-------- Exercise data
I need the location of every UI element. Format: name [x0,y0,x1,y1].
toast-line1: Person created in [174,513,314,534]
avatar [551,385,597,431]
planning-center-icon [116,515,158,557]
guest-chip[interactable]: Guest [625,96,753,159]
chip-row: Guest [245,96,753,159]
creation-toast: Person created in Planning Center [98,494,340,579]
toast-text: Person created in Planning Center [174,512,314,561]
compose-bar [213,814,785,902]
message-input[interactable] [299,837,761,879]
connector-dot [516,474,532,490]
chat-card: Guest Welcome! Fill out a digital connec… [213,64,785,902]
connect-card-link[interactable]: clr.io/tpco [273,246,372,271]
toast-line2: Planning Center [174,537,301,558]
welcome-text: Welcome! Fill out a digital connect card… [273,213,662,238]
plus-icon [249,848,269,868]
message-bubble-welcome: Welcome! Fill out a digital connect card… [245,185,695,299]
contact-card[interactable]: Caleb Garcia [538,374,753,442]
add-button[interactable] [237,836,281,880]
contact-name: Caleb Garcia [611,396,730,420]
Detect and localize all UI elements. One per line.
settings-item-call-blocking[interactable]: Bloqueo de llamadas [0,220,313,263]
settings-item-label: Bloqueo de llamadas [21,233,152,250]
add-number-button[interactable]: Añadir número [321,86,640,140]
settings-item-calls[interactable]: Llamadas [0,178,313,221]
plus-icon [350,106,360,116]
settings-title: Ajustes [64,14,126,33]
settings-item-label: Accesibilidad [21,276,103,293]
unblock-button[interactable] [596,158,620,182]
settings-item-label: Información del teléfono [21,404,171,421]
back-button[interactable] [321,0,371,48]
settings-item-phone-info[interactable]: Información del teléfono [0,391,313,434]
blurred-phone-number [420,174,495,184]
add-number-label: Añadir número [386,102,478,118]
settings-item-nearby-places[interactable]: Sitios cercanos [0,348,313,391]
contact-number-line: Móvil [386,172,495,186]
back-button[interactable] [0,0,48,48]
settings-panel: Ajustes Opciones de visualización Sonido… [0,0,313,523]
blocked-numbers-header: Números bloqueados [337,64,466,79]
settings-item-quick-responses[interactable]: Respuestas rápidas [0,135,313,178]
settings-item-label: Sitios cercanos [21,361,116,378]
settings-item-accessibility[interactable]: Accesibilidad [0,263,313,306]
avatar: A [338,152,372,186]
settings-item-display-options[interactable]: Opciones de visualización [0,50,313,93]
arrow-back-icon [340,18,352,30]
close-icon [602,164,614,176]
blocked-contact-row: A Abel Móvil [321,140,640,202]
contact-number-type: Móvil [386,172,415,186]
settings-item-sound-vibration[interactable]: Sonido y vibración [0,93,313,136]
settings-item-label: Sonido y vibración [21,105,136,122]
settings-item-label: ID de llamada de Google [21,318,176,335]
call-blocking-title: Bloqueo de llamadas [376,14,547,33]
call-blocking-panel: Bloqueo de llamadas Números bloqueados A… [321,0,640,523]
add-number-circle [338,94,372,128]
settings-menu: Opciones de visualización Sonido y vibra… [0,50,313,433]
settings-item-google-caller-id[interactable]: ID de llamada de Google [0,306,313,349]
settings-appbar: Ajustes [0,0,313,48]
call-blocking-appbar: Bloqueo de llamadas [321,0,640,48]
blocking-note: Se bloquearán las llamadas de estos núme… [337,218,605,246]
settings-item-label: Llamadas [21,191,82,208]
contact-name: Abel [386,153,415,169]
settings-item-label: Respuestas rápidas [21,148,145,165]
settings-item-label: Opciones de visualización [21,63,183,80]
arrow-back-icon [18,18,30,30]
----------------
What the task asks:
Reproduce verbatim the rows above that run from the very first line through the line containing "connector-dot [516,474,532,490]", with both of those lines included.

Reply:
I need the location of every UI element. Format: name [x0,y0,x1,y1].
toast-line1: Person created in [174,513,314,534]
avatar [551,385,597,431]
planning-center-icon [116,515,158,557]
guest-chip[interactable]: Guest [625,96,753,159]
chip-row: Guest [245,96,753,159]
creation-toast: Person created in Planning Center [98,494,340,579]
toast-text: Person created in Planning Center [174,512,314,561]
compose-bar [213,814,785,902]
message-input[interactable] [299,837,761,879]
connector-dot [516,474,532,490]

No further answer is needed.